Job -> Copy all the entries word for word, but omit the pictures.

[Records from a dataset]
▬▬▬

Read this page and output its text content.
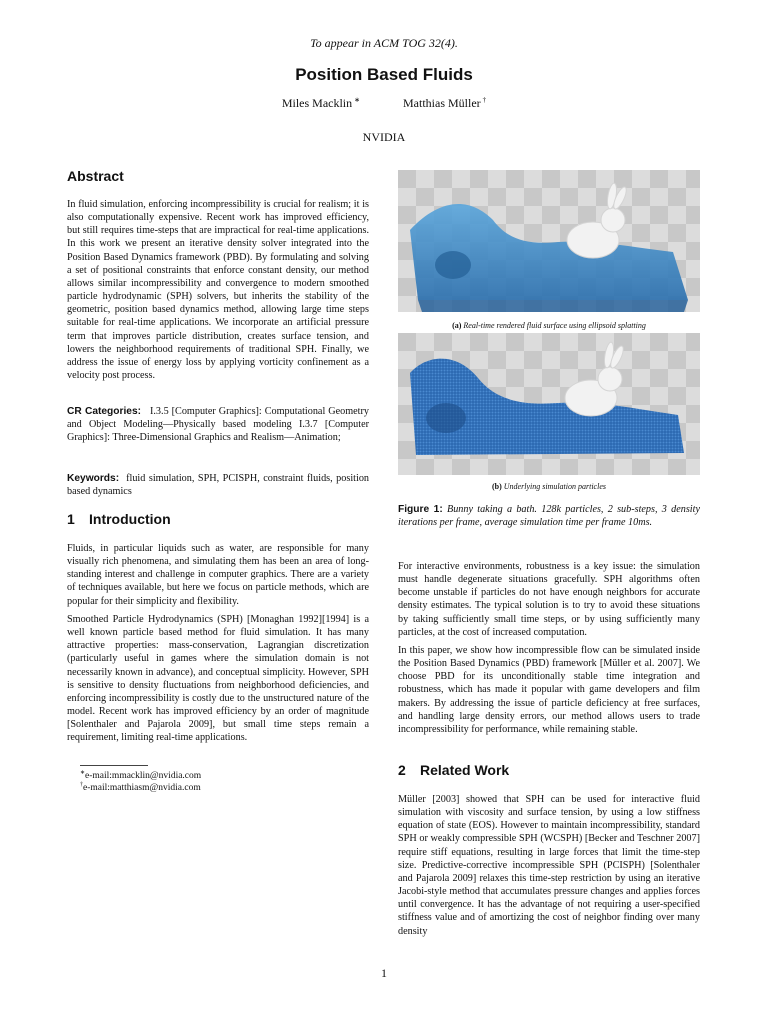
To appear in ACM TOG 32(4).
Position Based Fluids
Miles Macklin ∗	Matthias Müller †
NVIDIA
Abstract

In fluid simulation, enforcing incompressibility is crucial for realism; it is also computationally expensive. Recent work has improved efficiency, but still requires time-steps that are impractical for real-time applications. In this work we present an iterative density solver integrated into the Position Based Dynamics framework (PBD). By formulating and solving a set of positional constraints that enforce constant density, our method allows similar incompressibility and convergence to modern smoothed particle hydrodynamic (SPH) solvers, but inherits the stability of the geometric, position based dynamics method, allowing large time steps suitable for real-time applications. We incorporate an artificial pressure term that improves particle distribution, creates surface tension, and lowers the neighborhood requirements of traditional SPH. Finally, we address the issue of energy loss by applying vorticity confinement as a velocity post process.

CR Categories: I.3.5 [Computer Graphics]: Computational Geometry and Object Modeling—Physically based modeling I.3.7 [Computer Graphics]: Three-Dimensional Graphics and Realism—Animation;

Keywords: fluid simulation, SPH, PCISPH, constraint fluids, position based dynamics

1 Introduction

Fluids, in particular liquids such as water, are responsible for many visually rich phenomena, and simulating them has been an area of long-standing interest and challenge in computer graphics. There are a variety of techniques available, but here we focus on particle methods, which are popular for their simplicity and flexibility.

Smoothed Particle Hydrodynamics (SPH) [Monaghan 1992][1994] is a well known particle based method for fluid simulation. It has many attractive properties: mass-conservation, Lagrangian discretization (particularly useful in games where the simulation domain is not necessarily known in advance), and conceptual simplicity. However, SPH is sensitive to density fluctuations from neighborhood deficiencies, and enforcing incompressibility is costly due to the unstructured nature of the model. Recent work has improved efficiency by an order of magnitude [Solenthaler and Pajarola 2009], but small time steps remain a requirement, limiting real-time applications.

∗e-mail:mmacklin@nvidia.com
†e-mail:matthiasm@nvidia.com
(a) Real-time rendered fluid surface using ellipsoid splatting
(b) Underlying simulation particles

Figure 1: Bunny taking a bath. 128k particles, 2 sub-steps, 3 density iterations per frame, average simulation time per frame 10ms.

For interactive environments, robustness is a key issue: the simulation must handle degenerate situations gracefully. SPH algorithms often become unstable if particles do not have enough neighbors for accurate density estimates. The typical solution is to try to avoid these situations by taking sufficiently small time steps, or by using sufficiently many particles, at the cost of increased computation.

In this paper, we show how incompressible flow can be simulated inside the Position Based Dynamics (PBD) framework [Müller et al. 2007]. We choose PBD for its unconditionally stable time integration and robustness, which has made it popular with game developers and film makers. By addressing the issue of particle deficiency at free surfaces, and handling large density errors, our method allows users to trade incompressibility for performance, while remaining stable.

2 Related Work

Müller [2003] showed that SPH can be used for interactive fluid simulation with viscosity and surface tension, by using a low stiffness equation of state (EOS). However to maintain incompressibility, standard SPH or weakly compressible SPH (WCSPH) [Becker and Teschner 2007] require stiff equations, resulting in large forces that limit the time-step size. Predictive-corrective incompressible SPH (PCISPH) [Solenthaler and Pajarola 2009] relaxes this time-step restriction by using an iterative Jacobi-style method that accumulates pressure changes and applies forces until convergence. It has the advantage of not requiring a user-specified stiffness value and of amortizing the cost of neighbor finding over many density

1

▬▬▬

The solution ->
Read this page and output its text content.
To appear in ACM TOG 32(4).
Position Based Fluids
Miles Macklin ∗	Matthias Müller †
NVIDIA
Abstract

In fluid simulation, enforcing incompressibility is crucial for realism; it is also computationally expensive. Recent work has improved efficiency, but still requires time-steps that are impractical for real-time applications. In this work we present an iterative density solver integrated into the Position Based Dynamics framework (PBD). By formulating and solving a set of positional constraints that enforce constant density, our method allows similar incompressibility and convergence to modern smoothed particle hydrodynamic (SPH) solvers, but inherits the stability of the geometric, position based dynamics method, allowing large time steps suitable for real-time applications. We incorporate an artificial pressure term that improves particle distribution, creates surface tension, and lowers the neighborhood requirements of traditional SPH. Finally, we address the issue of energy loss by applying vorticity confinement as a velocity post process.

CR Categories: I.3.5 [Computer Graphics]: Computational Geometry and Object Modeling—Physically based modeling I.3.7 [Computer Graphics]: Three-Dimensional Graphics and Realism—Animation;

Keywords: fluid simulation, SPH, PCISPH, constraint fluids, position based dynamics

1 Introduction

Fluids, in particular liquids such as water, are responsible for many visually rich phenomena, and simulating them has been an area of long-standing interest and challenge in computer graphics. There are a variety of techniques available, but here we focus on particle methods, which are popular for their simplicity and flexibility.

Smoothed Particle Hydrodynamics (SPH) [Monaghan 1992][1994] is a well known particle based method for fluid simulation. It has many attractive properties: mass-conservation, Lagrangian discretization (particularly useful in games where the simulation domain is not necessarily known in advance), and conceptual simplicity. However, SPH is sensitive to density fluctuations from neighborhood deficiencies, and enforcing incompressibility is costly due to the unstructured nature of the model. Recent work has improved efficiency by an order of magnitude [Solenthaler and Pajarola 2009], but small time steps remain a requirement, limiting real-time applications.

∗e-mail:mmacklin@nvidia.com
†e-mail:matthiasm@nvidia.com
(a) Real-time rendered fluid surface using ellipsoid splatting
(b) Underlying simulation particles

Figure 1: Bunny taking a bath. 128k particles, 2 sub-steps, 3 density iterations per frame, average simulation time per frame 10ms.

For interactive environments, robustness is a key issue: the simulation must handle degenerate situations gracefully. SPH algorithms often become unstable if particles do not have enough neighbors for accurate density estimates. The typical solution is to try to avoid these situations by taking sufficiently small time steps, or by using sufficiently many particles, at the cost of increased computation.

In this paper, we show how incompressible flow can be simulated inside the Position Based Dynamics (PBD) framework [Müller et al. 2007]. We choose PBD for its unconditionally stable time integration and robustness, which has made it popular with game developers and film makers. By addressing the issue of particle deficiency at free surfaces, and handling large density errors, our method allows users to trade incompressibility for performance, while remaining stable.

2 Related Work

Müller [2003] showed that SPH can be used for interactive fluid simulation with viscosity and surface tension, by using a low stiffness equation of state (EOS). However to maintain incompressibility, standard SPH or weakly compressible SPH (WCSPH) [Becker and Teschner 2007] require stiff equations, resulting in large forces that limit the time-step size. Predictive-corrective incompressible SPH (PCISPH) [Solenthaler and Pajarola 2009] relaxes this time-step restriction by using an iterative Jacobi-style method that accumulates pressure changes and applies forces until convergence. It has the advantage of not requiring a user-specified stiffness value and of amortizing the cost of neighbor finding over many density

1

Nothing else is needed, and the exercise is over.